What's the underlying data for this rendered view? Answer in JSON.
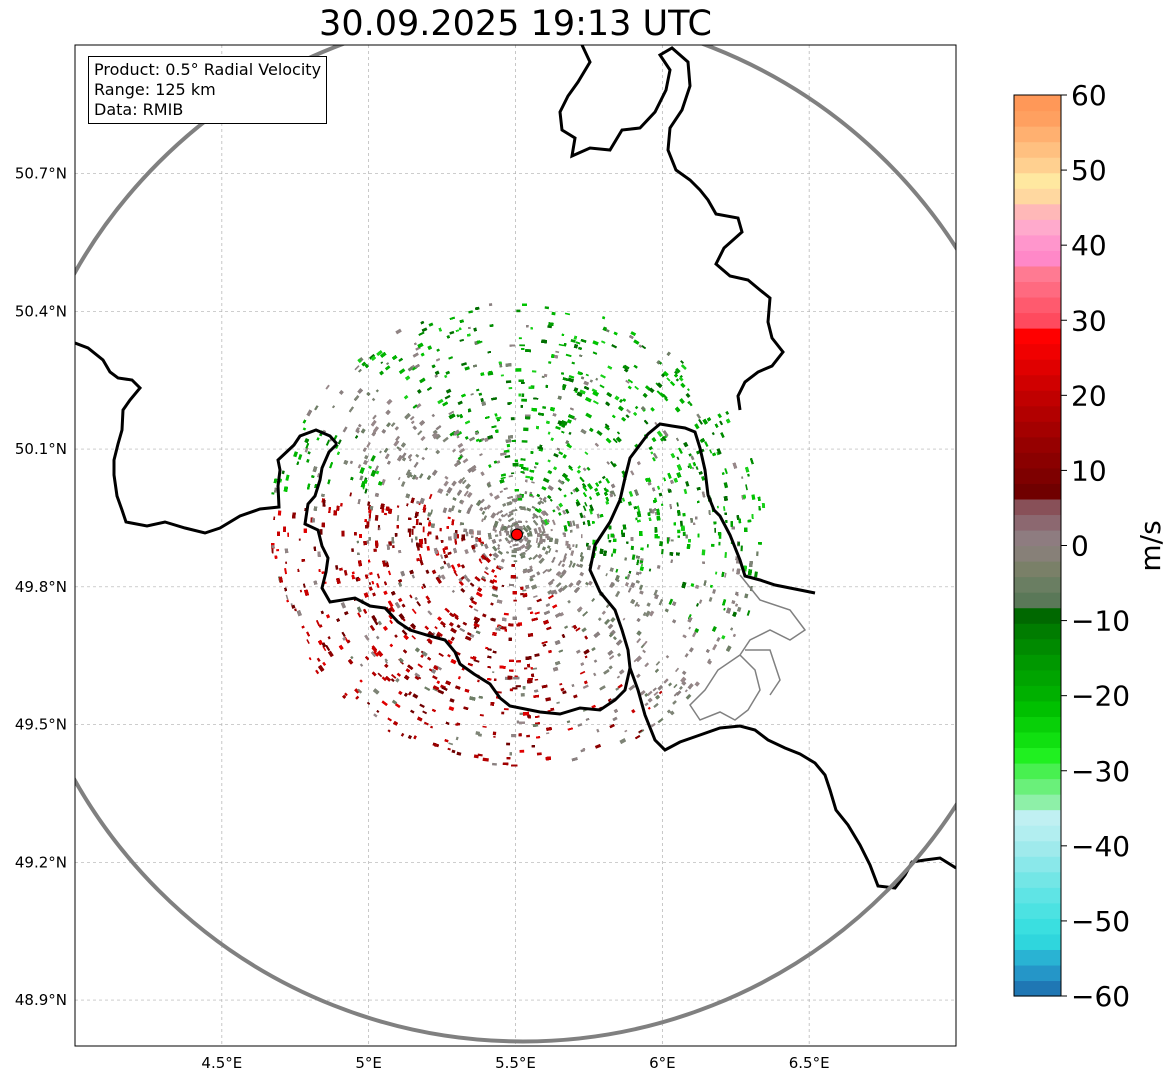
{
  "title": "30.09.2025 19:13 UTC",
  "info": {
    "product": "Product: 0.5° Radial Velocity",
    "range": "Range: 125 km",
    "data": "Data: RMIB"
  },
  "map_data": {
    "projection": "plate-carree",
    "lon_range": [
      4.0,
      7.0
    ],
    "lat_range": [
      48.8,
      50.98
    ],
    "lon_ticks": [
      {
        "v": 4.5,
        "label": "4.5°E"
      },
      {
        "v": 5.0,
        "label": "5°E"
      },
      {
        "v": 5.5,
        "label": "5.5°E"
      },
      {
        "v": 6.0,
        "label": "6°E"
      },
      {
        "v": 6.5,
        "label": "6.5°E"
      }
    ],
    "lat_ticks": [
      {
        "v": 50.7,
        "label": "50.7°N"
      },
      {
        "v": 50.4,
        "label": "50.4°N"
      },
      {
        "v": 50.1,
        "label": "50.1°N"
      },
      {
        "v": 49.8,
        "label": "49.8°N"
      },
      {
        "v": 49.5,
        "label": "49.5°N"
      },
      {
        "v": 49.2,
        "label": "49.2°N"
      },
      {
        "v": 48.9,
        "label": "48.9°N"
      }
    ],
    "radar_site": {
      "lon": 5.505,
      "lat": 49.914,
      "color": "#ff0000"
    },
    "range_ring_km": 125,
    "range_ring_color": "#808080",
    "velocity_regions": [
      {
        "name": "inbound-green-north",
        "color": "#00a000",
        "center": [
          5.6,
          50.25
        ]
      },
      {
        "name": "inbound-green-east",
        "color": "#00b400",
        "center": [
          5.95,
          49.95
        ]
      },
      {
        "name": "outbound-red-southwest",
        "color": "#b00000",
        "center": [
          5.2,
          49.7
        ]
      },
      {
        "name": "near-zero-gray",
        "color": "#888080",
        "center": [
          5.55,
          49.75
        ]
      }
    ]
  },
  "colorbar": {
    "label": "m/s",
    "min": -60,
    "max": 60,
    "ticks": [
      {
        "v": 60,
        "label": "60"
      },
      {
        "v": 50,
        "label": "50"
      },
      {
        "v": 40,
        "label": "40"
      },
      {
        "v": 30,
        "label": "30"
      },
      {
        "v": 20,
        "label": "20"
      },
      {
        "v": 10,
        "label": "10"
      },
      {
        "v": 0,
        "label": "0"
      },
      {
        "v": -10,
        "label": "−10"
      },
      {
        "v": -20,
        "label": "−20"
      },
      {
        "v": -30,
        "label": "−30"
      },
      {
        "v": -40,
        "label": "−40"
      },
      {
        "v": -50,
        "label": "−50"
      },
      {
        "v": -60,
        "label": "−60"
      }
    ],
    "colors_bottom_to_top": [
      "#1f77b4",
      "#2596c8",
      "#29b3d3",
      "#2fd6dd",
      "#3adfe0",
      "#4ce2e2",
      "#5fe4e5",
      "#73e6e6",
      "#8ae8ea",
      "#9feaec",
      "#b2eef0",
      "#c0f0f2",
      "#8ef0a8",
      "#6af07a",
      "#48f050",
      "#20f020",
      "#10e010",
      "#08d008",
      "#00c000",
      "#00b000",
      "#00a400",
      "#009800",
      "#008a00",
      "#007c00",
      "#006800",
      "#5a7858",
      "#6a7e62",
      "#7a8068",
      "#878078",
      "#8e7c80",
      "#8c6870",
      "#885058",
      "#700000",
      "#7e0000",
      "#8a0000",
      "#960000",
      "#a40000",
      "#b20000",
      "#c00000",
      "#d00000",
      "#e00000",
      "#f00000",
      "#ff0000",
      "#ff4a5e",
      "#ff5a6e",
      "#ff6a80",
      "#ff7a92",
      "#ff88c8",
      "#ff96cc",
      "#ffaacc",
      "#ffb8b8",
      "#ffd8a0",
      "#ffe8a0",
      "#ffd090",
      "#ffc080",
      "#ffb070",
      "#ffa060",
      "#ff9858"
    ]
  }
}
----------
__EXERCISE AIM__
Scan the material above and determine how many lines include the word "inbound"; report only the number.

__SOLUTION TO THE PROBLEM__
2